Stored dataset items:
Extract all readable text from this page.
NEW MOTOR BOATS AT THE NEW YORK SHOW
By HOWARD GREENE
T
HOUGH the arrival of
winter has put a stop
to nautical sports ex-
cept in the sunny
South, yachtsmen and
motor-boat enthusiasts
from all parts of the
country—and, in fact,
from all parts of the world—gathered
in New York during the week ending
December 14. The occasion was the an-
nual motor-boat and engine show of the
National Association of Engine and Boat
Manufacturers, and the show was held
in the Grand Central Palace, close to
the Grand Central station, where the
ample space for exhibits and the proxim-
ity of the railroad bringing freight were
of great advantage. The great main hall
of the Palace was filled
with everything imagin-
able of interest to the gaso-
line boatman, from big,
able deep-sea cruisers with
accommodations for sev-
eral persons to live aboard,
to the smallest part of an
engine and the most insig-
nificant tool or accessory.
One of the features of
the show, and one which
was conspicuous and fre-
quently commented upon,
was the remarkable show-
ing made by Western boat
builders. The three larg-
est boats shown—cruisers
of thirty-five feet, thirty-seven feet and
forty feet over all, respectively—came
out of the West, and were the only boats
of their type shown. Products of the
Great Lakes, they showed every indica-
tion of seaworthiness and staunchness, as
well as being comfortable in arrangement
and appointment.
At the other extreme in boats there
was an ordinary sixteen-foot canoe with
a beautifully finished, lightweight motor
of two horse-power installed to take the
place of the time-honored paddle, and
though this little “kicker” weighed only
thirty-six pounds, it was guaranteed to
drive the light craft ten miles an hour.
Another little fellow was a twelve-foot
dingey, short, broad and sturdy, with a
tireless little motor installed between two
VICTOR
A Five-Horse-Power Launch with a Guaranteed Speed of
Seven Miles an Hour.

■ Problem details ■
Every line above needs to be retyped exactly.

■ Full output ■
Extract all readable text from this page.
NEW MOTOR BOATS AT THE NEW YORK SHOW
By HOWARD GREENE
T
HOUGH the arrival of
winter has put a stop
to nautical sports ex-
cept in the sunny
South, yachtsmen and
motor-boat enthusiasts
from all parts of the
country—and, in fact,
from all parts of the world—gathered
in New York during the week ending
December 14. The occasion was the an-
nual motor-boat and engine show of the
National Association of Engine and Boat
Manufacturers, and the show was held
in the Grand Central Palace, close to
the Grand Central station, where the
ample space for exhibits and the proxim-
ity of the railroad bringing freight were
of great advantage. The great main hall
of the Palace was filled
with everything imagin-
able of interest to the gaso-
line boatman, from big,
able deep-sea cruisers with
accommodations for sev-
eral persons to live aboard,
to the smallest part of an
engine and the most insig-
nificant tool or accessory.
One of the features of
the show, and one which
was conspicuous and fre-
quently commented upon,
was the remarkable show-
ing made by Western boat
builders. The three larg-
est boats shown—cruisers
of thirty-five feet, thirty-seven feet and
forty feet over all, respectively—came
out of the West, and were the only boats
of their type shown. Products of the
Great Lakes, they showed every indica-
tion of seaworthiness and staunchness, as
well as being comfortable in arrangement
and appointment.
At the other extreme in boats there
was an ordinary sixteen-foot canoe with
a beautifully finished, lightweight motor
of two horse-power installed to take the
place of the time-honored paddle, and
though this little “kicker” weighed only
thirty-six pounds, it was guaranteed to
drive the light craft ten miles an hour.
Another little fellow was a twelve-foot
dingey, short, broad and sturdy, with a
tireless little motor installed between two
VICTOR
A Five-Horse-Power Launch with a Guaranteed Speed of
Seven Miles an Hour.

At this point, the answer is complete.